* Directive *
Return the material word for word. Do not include the pictures.

Records contained in a dataset
++++++++++
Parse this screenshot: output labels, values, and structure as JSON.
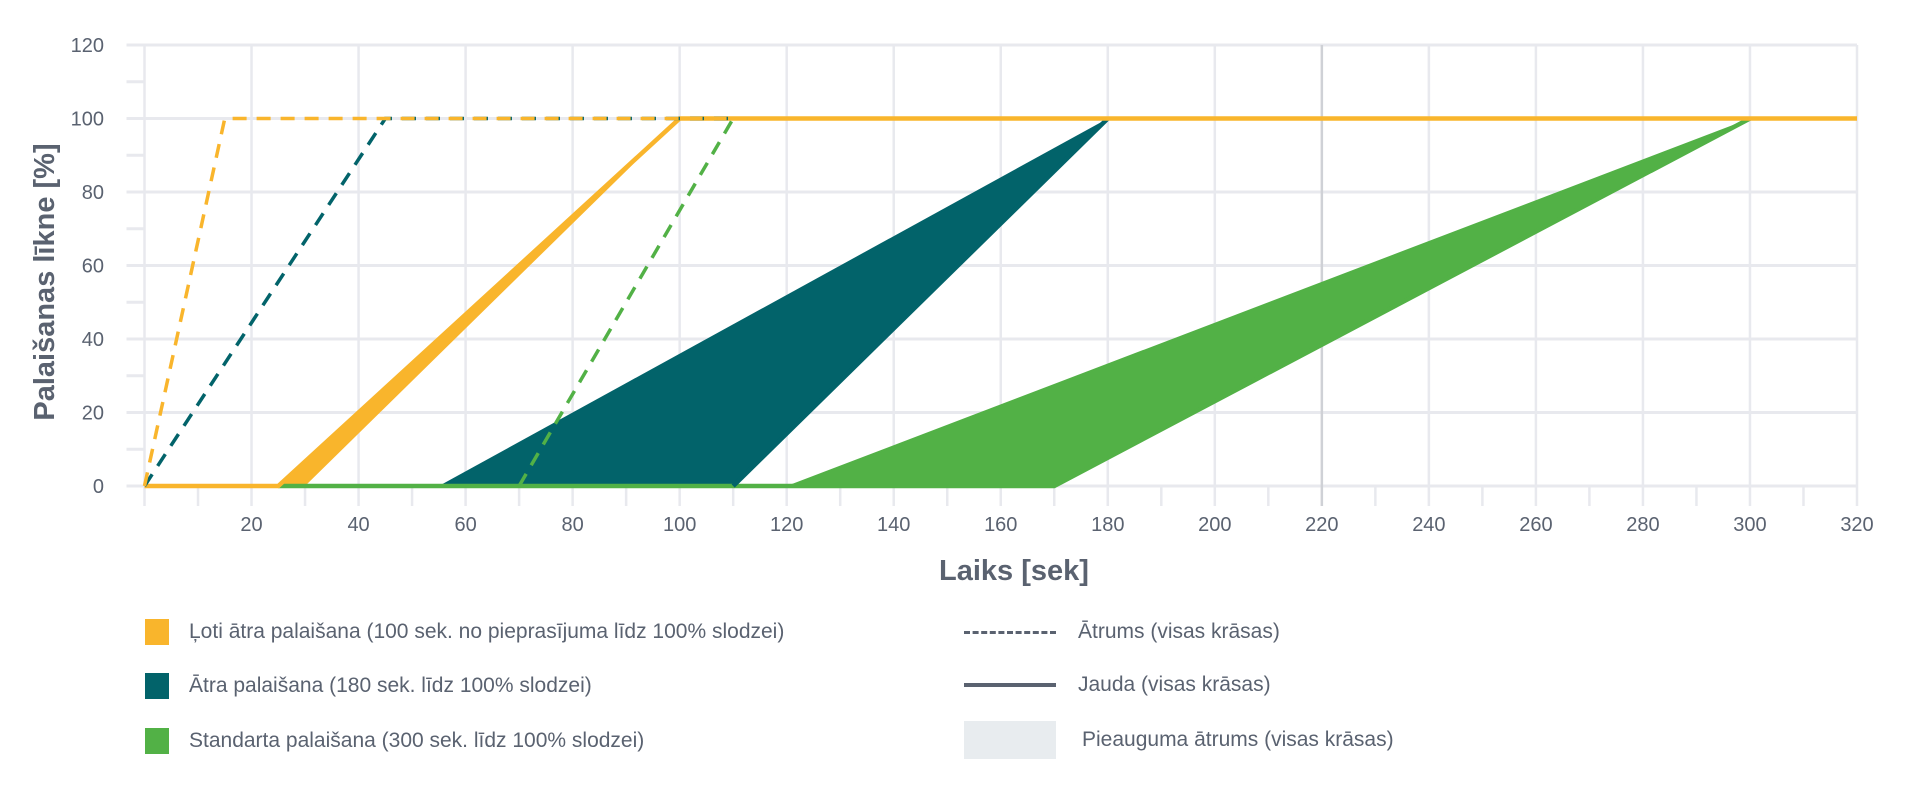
{
  "chart_data": {
    "type": "area",
    "xlabel": "Laiks [sek]",
    "ylabel": "Palaišanas līkne [%]",
    "xlim": [
      0,
      320
    ],
    "ylim": [
      0,
      120
    ],
    "x_ticks": [
      20,
      40,
      60,
      80,
      100,
      120,
      140,
      160,
      180,
      200,
      220,
      240,
      260,
      280,
      300,
      320
    ],
    "y_ticks": [
      0,
      20,
      40,
      60,
      80,
      100,
      120
    ],
    "grid": true,
    "colors": {
      "very_fast": "#F9B52C",
      "fast": "#02636A",
      "standard": "#52B146",
      "grid": "#E8E9EE",
      "ramp_band": "#E8ECEF",
      "text": "#5A6270"
    },
    "series": [
      {
        "name": "Ļoti ātra palaišana (100 sek. no pieprasījuma līdz 100% slodzei)",
        "color": "#F9B52C",
        "speed_dashed": [
          [
            0,
            0
          ],
          [
            15,
            100
          ],
          [
            110,
            100
          ]
        ],
        "power_band": [
          [
            25,
            0
          ],
          [
            30,
            0
          ],
          [
            100,
            100
          ]
        ],
        "power_line": [
          [
            0,
            0
          ],
          [
            25,
            0
          ],
          [
            100,
            100
          ],
          [
            320,
            100
          ]
        ]
      },
      {
        "name": "Ātra palaišana (180 sek. līdz 100% slodzei)",
        "color": "#02636A",
        "speed_dashed": [
          [
            0,
            0
          ],
          [
            45,
            100
          ],
          [
            110,
            100
          ]
        ],
        "power_band": [
          [
            55,
            0
          ],
          [
            110,
            0
          ],
          [
            180,
            100
          ]
        ],
        "power_line": [
          [
            110,
            0
          ],
          [
            180,
            100
          ]
        ]
      },
      {
        "name": "Standarta palaišana (300 sek. līdz 100% slodzei)",
        "color": "#52B146",
        "speed_dashed": [
          [
            70,
            0
          ],
          [
            110,
            100
          ]
        ],
        "power_band": [
          [
            120,
            0
          ],
          [
            170,
            0
          ],
          [
            300,
            100
          ]
        ],
        "power_line": [
          [
            25,
            0
          ],
          [
            170,
            0
          ],
          [
            300,
            100
          ]
        ]
      }
    ],
    "legend_placement": "bottom"
  },
  "legend": {
    "very_fast": "Ļoti ātra palaišana (100 sek. no pieprasījuma līdz 100% slodzei)",
    "fast": "Ātra palaišana (180 sek. līdz 100% slodzei)",
    "standard": "Standarta palaišana (300 sek. līdz 100% slodzei)",
    "speed": "Ātrums (visas krāsas)",
    "power": "Jauda (visas krāsas)",
    "ramp": "Pieauguma ātrums (visas krāsas)"
  }
}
++++++++++
* Exercise answer *
Parse this screenshot: output labels, values, and structure as JSON.
{
  "chart_data": {
    "type": "area",
    "xlabel": "Laiks [sek]",
    "ylabel": "Palaišanas līkne [%]",
    "xlim": [
      0,
      320
    ],
    "ylim": [
      0,
      120
    ],
    "x_ticks": [
      20,
      40,
      60,
      80,
      100,
      120,
      140,
      160,
      180,
      200,
      220,
      240,
      260,
      280,
      300,
      320
    ],
    "y_ticks": [
      0,
      20,
      40,
      60,
      80,
      100,
      120
    ],
    "grid": true,
    "colors": {
      "very_fast": "#F9B52C",
      "fast": "#02636A",
      "standard": "#52B146",
      "grid": "#E8E9EE",
      "ramp_band": "#E8ECEF",
      "text": "#5A6270"
    },
    "series": [
      {
        "name": "Ļoti ātra palaišana (100 sek. no pieprasījuma līdz 100% slodzei)",
        "color": "#F9B52C",
        "speed_dashed": [
          [
            0,
            0
          ],
          [
            15,
            100
          ],
          [
            110,
            100
          ]
        ],
        "power_band": [
          [
            25,
            0
          ],
          [
            30,
            0
          ],
          [
            100,
            100
          ]
        ],
        "power_line": [
          [
            0,
            0
          ],
          [
            25,
            0
          ],
          [
            100,
            100
          ],
          [
            320,
            100
          ]
        ]
      },
      {
        "name": "Ātra palaišana (180 sek. līdz 100% slodzei)",
        "color": "#02636A",
        "speed_dashed": [
          [
            0,
            0
          ],
          [
            45,
            100
          ],
          [
            110,
            100
          ]
        ],
        "power_band": [
          [
            55,
            0
          ],
          [
            110,
            0
          ],
          [
            180,
            100
          ]
        ],
        "power_line": [
          [
            110,
            0
          ],
          [
            180,
            100
          ]
        ]
      },
      {
        "name": "Standarta palaišana (300 sek. līdz 100% slodzei)",
        "color": "#52B146",
        "speed_dashed": [
          [
            70,
            0
          ],
          [
            110,
            100
          ]
        ],
        "power_band": [
          [
            120,
            0
          ],
          [
            170,
            0
          ],
          [
            300,
            100
          ]
        ],
        "power_line": [
          [
            25,
            0
          ],
          [
            170,
            0
          ],
          [
            300,
            100
          ]
        ]
      }
    ],
    "legend_placement": "bottom"
  },
  "legend": {
    "very_fast": "Ļoti ātra palaišana (100 sek. no pieprasījuma līdz 100% slodzei)",
    "fast": "Ātra palaišana (180 sek. līdz 100% slodzei)",
    "standard": "Standarta palaišana (300 sek. līdz 100% slodzei)",
    "speed": "Ātrums (visas krāsas)",
    "power": "Jauda (visas krāsas)",
    "ramp": "Pieauguma ātrums (visas krāsas)"
  }
}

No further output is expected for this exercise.